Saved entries
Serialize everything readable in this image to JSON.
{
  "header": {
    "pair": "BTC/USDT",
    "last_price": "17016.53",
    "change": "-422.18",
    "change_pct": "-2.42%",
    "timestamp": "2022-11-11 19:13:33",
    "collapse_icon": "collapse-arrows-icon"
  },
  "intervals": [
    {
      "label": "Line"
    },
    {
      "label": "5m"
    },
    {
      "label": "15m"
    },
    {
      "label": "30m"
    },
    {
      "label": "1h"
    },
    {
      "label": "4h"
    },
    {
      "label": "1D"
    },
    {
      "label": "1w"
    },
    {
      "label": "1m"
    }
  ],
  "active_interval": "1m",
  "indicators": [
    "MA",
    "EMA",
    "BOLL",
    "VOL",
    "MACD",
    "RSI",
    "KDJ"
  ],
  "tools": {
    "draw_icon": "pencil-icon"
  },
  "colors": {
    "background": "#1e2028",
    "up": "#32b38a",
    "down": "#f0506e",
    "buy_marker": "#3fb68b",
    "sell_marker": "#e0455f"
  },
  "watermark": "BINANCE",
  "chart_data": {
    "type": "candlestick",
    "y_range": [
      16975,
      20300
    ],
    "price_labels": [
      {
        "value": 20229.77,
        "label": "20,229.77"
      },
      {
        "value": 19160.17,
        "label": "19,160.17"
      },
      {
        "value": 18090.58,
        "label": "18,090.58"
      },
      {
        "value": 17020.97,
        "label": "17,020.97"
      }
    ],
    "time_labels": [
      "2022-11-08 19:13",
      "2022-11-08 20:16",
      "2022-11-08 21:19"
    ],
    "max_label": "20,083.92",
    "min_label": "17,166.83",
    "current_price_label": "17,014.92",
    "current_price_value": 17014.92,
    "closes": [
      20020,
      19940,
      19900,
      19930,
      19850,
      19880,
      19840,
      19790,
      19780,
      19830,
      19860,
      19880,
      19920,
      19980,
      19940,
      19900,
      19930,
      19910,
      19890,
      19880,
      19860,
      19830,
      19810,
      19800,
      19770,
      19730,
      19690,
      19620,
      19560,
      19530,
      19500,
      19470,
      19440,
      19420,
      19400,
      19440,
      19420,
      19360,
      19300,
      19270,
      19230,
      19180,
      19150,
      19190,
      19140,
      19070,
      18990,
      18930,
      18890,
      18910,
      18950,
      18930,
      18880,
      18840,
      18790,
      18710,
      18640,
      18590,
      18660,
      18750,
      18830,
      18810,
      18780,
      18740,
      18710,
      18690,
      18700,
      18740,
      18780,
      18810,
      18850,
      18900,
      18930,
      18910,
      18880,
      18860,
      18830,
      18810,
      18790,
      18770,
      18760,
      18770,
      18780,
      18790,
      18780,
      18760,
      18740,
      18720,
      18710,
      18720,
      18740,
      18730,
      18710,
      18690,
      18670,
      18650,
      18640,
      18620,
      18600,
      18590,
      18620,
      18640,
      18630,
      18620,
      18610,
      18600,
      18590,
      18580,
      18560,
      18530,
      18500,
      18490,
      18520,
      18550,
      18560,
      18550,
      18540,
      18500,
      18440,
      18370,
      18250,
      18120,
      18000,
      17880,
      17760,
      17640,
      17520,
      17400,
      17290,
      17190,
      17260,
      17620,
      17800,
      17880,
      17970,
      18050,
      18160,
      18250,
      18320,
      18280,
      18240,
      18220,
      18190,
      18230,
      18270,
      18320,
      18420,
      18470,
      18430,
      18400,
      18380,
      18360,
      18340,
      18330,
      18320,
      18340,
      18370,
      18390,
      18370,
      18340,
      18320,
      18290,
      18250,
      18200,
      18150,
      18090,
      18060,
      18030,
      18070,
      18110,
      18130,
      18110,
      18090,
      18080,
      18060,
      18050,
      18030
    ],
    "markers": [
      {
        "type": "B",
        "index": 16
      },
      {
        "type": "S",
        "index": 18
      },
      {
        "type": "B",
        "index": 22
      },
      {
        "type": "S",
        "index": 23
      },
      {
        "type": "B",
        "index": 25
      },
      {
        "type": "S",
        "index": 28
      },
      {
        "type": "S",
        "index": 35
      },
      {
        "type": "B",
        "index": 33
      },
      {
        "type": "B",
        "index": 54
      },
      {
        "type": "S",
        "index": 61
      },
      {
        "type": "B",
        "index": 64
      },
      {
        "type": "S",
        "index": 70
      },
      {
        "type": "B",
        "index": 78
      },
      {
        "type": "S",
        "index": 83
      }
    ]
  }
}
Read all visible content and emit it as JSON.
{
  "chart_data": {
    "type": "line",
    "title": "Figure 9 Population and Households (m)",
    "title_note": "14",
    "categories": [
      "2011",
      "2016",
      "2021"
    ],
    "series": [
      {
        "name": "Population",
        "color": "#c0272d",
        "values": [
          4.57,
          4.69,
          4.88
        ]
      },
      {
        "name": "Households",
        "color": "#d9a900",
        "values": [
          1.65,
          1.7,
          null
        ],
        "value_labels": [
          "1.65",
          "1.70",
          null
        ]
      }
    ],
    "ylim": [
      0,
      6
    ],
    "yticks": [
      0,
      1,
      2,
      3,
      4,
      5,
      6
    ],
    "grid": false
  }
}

→ **Work to be completed**: Copy every line verbatim.

→ **In response**:
Serialize everything readable in this image to JSON.
{
  "header": {
    "pair": "BTC/USDT",
    "last_price": "17016.53",
    "change": "-422.18",
    "change_pct": "-2.42%",
    "timestamp": "2022-11-11 19:13:33",
    "collapse_icon": "collapse-arrows-icon"
  },
  "intervals": [
    {
      "label": "Line"
    },
    {
      "label": "5m"
    },
    {
      "label": "15m"
    },
    {
      "label": "30m"
    },
    {
      "label": "1h"
    },
    {
      "label": "4h"
    },
    {
      "label": "1D"
    },
    {
      "label": "1w"
    },
    {
      "label": "1m"
    }
  ],
  "active_interval": "1m",
  "indicators": [
    "MA",
    "EMA",
    "BOLL",
    "VOL",
    "MACD",
    "RSI",
    "KDJ"
  ],
  "tools": {
    "draw_icon": "pencil-icon"
  },
  "colors": {
    "background": "#1e2028",
    "up": "#32b38a",
    "down": "#f0506e",
    "buy_marker": "#3fb68b",
    "sell_marker": "#e0455f"
  },
  "watermark": "BINANCE",
  "chart_data": {
    "type": "candlestick",
    "y_range": [
      16975,
      20300
    ],
    "price_labels": [
      {
        "value": 20229.77,
        "label": "20,229.77"
      },
      {
        "value": 19160.17,
        "label": "19,160.17"
      },
      {
        "value": 18090.58,
        "label": "18,090.58"
      },
      {
        "value": 17020.97,
        "label": "17,020.97"
      }
    ],
    "time_labels": [
      "2022-11-08 19:13",
      "2022-11-08 20:16",
      "2022-11-08 21:19"
    ],
    "max_label": "20,083.92",
    "min_label": "17,166.83",
    "current_price_label": "17,014.92",
    "current_price_value": 17014.92,
    "closes": [
      20020,
      19940,
      19900,
      19930,
      19850,
      19880,
      19840,
      19790,
      19780,
      19830,
      19860,
      19880,
      19920,
      19980,
      19940,
      19900,
      19930,
      19910,
      19890,
      19880,
      19860,
      19830,
      19810,
      19800,
      19770,
      19730,
      19690,
      19620,
      19560,
      19530,
      19500,
      19470,
      19440,
      19420,
      19400,
      19440,
      19420,
      19360,
      19300,
      19270,
      19230,
      19180,
      19150,
      19190,
      19140,
      19070,
      18990,
      18930,
      18890,
      18910,
      18950,
      18930,
      18880,
      18840,
      18790,
      18710,
      18640,
      18590,
      18660,
      18750,
      18830,
      18810,
      18780,
      18740,
      18710,
      18690,
      18700,
      18740,
      18780,
      18810,
      18850,
      18900,
      18930,
      18910,
      18880,
      18860,
      18830,
      18810,
      18790,
      18770,
      18760,
      18770,
      18780,
      18790,
      18780,
      18760,
      18740,
      18720,
      18710,
      18720,
      18740,
      18730,
      18710,
      18690,
      18670,
      18650,
      18640,
      18620,
      18600,
      18590,
      18620,
      18640,
      18630,
      18620,
      18610,
      18600,
      18590,
      18580,
      18560,
      18530,
      18500,
      18490,
      18520,
      18550,
      18560,
      18550,
      18540,
      18500,
      18440,
      18370,
      18250,
      18120,
      18000,
      17880,
      17760,
      17640,
      17520,
      17400,
      17290,
      17190,
      17260,
      17620,
      17800,
      17880,
      17970,
      18050,
      18160,
      18250,
      18320,
      18280,
      18240,
      18220,
      18190,
      18230,
      18270,
      18320,
      18420,
      18470,
      18430,
      18400,
      18380,
      18360,
      18340,
      18330,
      18320,
      18340,
      18370,
      18390,
      18370,
      18340,
      18320,
      18290,
      18250,
      18200,
      18150,
      18090,
      18060,
      18030,
      18070,
      18110,
      18130,
      18110,
      18090,
      18080,
      18060,
      18050,
      18030
    ],
    "markers": [
      {
        "type": "B",
        "index": 16
      },
      {
        "type": "S",
        "index": 18
      },
      {
        "type": "B",
        "index": 22
      },
      {
        "type": "S",
        "index": 23
      },
      {
        "type": "B",
        "index": 25
      },
      {
        "type": "S",
        "index": 28
      },
      {
        "type": "S",
        "index": 35
      },
      {
        "type": "B",
        "index": 33
      },
      {
        "type": "B",
        "index": 54
      },
      {
        "type": "S",
        "index": 61
      },
      {
        "type": "B",
        "index": 64
      },
      {
        "type": "S",
        "index": 70
      },
      {
        "type": "B",
        "index": 78
      },
      {
        "type": "S",
        "index": 83
      }
    ]
  }
}
Read all visible content and emit it as JSON.
{
  "chart_data": {
    "type": "line",
    "title": "Figure 9 Population and Households (m)",
    "title_note": "14",
    "categories": [
      "2011",
      "2016",
      "2021"
    ],
    "series": [
      {
        "name": "Population",
        "color": "#c0272d",
        "values": [
          4.57,
          4.69,
          4.88
        ]
      },
      {
        "name": "Households",
        "color": "#d9a900",
        "values": [
          1.65,
          1.7,
          null
        ],
        "value_labels": [
          "1.65",
          "1.70",
          null
        ]
      }
    ],
    "ylim": [
      0,
      6
    ],
    "yticks": [
      0,
      1,
      2,
      3,
      4,
      5,
      6
    ],
    "grid": false
  }
}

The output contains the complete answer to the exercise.